Comb through the entries for "JSON" and pull out each line that holds it.

• Items:

Start

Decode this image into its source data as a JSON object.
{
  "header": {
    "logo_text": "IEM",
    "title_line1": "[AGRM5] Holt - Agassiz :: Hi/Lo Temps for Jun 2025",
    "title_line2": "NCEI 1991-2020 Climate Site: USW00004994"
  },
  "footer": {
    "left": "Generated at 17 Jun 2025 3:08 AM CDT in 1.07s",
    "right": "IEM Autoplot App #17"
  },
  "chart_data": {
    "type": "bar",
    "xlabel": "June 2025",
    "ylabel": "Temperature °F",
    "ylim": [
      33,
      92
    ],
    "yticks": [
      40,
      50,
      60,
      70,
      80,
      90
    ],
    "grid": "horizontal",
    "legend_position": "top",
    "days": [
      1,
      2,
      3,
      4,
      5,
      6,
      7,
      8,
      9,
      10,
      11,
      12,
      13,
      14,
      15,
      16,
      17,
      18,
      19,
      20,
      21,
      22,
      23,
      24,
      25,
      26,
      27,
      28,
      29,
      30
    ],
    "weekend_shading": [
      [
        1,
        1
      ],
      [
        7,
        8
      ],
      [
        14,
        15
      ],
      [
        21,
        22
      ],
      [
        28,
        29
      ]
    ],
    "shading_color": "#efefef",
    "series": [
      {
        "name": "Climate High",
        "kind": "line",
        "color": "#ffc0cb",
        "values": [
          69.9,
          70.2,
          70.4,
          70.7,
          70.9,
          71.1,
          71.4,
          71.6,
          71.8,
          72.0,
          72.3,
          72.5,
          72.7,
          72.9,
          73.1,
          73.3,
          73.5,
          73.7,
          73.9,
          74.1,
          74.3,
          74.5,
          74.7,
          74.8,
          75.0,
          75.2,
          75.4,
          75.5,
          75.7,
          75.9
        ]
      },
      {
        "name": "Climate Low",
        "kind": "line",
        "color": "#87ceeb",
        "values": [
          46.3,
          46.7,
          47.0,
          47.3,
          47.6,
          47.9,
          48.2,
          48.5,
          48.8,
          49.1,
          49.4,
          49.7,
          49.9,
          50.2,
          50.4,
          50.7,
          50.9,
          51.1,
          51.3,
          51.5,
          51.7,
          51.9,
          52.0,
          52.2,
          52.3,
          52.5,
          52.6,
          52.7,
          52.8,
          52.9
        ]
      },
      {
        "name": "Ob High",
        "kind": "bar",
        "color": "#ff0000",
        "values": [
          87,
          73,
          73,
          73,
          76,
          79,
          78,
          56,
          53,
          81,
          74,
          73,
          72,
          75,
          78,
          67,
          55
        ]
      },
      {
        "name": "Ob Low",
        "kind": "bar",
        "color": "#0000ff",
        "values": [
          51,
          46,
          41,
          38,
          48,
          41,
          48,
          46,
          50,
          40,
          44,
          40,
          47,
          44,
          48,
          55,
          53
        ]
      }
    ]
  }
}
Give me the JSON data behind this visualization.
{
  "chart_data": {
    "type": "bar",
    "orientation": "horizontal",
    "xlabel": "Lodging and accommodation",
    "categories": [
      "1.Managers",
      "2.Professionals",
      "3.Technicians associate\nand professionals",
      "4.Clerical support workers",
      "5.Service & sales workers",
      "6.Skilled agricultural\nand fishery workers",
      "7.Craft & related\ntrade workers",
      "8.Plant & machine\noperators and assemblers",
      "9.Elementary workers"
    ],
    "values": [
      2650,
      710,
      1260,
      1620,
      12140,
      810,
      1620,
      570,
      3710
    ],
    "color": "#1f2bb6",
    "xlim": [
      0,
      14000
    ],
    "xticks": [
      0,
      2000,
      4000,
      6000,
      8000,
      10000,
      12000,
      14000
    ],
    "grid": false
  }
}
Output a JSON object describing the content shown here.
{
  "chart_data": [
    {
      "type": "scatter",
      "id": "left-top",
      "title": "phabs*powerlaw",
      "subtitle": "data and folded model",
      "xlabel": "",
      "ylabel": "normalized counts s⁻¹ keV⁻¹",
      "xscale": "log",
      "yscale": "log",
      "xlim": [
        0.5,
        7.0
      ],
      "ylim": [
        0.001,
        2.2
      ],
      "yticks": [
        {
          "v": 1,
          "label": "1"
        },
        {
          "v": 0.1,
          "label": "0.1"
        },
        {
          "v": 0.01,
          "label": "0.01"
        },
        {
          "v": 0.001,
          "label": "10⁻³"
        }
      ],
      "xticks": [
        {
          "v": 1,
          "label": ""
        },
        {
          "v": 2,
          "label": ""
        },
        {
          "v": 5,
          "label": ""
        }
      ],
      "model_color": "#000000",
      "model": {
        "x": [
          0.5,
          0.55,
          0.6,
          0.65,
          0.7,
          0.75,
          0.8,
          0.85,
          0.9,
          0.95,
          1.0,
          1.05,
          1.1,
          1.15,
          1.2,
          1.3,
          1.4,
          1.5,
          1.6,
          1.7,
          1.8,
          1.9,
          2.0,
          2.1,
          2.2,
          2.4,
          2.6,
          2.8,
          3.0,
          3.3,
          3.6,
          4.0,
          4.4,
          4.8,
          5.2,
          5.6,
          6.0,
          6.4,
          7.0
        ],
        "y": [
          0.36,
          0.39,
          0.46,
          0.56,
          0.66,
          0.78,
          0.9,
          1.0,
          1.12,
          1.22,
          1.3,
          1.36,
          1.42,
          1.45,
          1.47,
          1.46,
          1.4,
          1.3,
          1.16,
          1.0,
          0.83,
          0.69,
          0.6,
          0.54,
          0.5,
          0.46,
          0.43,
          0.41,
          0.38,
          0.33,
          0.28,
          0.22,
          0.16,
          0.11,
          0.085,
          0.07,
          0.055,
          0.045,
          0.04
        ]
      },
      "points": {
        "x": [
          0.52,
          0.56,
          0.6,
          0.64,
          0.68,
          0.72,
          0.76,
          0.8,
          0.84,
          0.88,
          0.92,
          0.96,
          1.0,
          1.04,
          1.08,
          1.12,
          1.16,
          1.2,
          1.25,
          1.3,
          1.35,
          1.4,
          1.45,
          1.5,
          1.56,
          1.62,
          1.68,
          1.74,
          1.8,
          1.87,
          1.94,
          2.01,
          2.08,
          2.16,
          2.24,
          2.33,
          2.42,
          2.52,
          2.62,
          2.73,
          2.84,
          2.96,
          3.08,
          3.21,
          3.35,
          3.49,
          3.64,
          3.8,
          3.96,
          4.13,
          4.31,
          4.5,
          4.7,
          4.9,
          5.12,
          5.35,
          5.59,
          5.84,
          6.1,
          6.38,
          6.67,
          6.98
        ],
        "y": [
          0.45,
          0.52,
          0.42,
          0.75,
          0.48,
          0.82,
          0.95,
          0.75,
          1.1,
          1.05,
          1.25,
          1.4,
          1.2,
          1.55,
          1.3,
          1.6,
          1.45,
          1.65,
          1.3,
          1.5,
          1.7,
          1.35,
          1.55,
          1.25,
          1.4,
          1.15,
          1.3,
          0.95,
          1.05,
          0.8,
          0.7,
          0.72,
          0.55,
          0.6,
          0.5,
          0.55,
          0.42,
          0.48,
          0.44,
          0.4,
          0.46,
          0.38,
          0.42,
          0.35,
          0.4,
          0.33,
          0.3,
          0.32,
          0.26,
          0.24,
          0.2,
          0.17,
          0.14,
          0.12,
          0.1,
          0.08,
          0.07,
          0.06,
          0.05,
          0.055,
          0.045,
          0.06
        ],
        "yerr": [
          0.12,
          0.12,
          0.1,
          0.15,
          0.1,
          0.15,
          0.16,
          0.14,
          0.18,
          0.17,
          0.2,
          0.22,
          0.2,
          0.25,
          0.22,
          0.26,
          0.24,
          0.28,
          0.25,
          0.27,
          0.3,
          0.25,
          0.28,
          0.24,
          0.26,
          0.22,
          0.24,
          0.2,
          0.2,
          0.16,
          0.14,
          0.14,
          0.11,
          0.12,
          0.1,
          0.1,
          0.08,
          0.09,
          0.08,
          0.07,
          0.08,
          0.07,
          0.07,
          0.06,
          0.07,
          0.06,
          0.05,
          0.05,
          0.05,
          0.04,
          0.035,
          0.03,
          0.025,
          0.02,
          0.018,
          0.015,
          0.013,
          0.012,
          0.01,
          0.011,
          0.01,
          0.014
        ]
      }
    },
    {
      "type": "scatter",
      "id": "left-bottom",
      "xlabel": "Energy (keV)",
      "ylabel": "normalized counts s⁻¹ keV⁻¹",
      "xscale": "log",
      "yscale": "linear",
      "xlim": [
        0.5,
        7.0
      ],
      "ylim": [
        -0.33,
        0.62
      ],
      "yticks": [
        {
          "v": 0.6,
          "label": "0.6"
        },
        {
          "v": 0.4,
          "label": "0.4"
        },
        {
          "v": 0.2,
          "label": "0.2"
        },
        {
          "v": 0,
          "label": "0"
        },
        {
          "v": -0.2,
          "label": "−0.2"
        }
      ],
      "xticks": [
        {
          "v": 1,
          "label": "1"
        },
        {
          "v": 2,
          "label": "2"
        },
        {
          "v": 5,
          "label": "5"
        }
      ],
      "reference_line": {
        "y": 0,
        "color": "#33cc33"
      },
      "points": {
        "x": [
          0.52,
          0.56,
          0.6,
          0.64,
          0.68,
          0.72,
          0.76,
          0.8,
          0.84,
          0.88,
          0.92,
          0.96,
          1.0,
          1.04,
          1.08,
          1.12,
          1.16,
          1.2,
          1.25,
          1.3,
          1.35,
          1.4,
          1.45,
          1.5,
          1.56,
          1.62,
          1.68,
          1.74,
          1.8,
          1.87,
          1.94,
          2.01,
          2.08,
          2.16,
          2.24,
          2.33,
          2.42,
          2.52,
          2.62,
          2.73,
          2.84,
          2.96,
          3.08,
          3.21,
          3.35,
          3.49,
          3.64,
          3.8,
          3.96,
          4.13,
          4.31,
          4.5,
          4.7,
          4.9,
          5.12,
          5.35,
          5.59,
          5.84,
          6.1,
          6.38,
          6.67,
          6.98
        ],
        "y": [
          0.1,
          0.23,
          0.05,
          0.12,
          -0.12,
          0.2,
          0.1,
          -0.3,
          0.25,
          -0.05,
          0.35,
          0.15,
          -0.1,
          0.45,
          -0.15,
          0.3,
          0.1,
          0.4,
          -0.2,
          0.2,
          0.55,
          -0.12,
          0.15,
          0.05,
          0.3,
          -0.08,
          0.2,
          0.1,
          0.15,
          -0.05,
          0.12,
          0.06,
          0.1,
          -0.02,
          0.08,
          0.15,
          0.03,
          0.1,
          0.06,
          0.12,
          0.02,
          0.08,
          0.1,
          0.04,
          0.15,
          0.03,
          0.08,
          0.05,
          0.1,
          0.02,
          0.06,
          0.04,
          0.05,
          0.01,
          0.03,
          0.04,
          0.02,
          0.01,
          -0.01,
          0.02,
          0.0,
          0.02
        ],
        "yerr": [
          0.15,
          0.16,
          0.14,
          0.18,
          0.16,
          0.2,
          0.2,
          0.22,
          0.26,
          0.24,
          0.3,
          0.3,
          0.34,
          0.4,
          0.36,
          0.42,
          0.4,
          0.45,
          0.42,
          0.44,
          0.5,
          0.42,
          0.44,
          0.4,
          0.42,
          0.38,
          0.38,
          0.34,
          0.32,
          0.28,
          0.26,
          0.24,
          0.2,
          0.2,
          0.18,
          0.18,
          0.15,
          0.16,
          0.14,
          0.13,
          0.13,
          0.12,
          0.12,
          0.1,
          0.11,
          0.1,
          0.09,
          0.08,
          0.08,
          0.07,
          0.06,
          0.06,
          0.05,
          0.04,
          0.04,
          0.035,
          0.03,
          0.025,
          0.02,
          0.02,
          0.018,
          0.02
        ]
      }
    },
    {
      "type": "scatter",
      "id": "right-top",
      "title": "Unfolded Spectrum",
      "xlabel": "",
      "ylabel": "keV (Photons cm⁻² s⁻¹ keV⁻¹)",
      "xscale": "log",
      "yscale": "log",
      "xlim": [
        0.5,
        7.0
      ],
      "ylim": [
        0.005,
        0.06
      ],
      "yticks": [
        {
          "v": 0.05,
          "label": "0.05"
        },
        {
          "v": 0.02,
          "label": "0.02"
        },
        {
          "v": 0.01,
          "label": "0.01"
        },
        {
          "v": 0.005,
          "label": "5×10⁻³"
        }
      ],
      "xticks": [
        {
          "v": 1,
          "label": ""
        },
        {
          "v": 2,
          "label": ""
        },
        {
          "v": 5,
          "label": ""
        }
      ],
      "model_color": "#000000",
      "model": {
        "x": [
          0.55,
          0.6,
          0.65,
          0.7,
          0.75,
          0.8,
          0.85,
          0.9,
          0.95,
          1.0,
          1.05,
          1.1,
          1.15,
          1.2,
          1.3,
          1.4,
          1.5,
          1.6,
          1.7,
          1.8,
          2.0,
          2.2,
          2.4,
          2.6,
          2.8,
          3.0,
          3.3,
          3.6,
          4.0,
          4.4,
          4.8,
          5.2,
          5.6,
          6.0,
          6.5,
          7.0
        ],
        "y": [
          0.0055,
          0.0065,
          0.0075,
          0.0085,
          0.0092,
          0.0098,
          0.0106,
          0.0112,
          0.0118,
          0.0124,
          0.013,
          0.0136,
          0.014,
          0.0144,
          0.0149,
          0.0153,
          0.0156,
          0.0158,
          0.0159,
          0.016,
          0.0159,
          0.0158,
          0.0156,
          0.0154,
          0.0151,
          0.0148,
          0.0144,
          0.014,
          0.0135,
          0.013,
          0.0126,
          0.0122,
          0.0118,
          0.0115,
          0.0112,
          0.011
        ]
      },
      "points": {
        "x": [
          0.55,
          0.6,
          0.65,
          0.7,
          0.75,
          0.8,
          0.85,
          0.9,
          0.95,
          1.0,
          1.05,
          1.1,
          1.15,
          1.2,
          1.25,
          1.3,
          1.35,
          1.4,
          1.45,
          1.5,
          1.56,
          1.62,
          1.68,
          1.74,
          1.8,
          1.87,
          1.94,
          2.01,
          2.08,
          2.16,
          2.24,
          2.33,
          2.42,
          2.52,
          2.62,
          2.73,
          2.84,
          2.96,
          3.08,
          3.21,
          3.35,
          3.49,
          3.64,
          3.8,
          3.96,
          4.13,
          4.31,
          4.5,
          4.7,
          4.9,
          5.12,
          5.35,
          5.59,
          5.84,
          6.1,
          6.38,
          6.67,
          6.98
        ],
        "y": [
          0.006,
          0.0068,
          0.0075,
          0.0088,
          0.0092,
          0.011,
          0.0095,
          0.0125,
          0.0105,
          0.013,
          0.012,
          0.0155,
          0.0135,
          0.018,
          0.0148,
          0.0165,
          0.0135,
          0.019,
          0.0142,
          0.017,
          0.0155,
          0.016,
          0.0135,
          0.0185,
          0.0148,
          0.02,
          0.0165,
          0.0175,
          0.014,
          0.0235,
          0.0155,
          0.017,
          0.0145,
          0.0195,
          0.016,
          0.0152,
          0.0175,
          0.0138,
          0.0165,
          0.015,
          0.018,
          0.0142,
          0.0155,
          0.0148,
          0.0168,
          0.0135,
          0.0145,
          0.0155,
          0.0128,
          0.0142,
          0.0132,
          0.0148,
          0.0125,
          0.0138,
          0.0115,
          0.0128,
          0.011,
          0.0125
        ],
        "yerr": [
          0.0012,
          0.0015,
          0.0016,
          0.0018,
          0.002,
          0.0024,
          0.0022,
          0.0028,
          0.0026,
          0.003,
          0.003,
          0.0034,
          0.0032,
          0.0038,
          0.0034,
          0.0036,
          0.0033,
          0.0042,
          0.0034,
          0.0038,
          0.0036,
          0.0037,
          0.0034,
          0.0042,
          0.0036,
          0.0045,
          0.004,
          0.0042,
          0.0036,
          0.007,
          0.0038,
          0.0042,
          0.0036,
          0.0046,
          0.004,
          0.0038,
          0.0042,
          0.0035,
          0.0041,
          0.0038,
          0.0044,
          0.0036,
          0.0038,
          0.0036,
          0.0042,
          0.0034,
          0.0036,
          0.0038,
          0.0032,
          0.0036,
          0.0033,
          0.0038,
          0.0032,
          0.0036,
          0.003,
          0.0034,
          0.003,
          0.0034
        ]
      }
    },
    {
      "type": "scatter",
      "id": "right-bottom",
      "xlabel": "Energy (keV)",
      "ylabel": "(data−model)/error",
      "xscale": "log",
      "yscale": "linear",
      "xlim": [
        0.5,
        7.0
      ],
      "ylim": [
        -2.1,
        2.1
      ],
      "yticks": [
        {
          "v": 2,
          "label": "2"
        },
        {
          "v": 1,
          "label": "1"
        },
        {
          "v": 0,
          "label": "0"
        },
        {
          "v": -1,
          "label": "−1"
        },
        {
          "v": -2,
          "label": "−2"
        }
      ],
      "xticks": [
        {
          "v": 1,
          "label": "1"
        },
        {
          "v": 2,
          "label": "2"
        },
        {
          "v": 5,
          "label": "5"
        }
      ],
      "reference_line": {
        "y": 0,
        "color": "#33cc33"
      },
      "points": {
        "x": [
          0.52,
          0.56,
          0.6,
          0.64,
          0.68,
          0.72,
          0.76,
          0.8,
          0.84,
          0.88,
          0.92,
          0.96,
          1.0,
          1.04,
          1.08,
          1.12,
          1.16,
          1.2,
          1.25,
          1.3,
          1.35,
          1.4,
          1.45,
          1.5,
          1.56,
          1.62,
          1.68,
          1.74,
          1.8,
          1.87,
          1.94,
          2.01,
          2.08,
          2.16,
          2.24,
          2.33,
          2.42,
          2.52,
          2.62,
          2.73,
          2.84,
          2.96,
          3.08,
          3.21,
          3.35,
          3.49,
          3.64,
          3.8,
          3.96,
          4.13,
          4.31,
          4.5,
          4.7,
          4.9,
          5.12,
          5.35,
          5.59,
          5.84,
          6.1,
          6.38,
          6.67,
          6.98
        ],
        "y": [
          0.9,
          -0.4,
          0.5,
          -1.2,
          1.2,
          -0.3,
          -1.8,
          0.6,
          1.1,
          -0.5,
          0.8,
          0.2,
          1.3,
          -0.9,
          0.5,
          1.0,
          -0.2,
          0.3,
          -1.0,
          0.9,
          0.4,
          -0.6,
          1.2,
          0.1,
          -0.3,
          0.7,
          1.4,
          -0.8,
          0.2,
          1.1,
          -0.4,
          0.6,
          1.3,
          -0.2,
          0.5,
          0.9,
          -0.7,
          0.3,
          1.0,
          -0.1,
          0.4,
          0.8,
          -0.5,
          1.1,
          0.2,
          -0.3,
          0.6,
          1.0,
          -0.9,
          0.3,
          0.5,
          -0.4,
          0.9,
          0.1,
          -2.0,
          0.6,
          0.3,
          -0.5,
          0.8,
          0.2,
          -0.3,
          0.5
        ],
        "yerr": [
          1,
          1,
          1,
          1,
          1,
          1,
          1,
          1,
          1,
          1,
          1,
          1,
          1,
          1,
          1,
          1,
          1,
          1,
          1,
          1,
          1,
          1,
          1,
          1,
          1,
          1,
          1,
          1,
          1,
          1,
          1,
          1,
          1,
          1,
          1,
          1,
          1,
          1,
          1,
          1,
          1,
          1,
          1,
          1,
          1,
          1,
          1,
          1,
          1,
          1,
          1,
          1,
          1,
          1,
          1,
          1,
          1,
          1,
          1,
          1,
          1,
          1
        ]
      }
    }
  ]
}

End

• Response:
Decode this image into its source data as a JSON object.
Give me the JSON data behind this visualization.
Output a JSON object describing the content shown here.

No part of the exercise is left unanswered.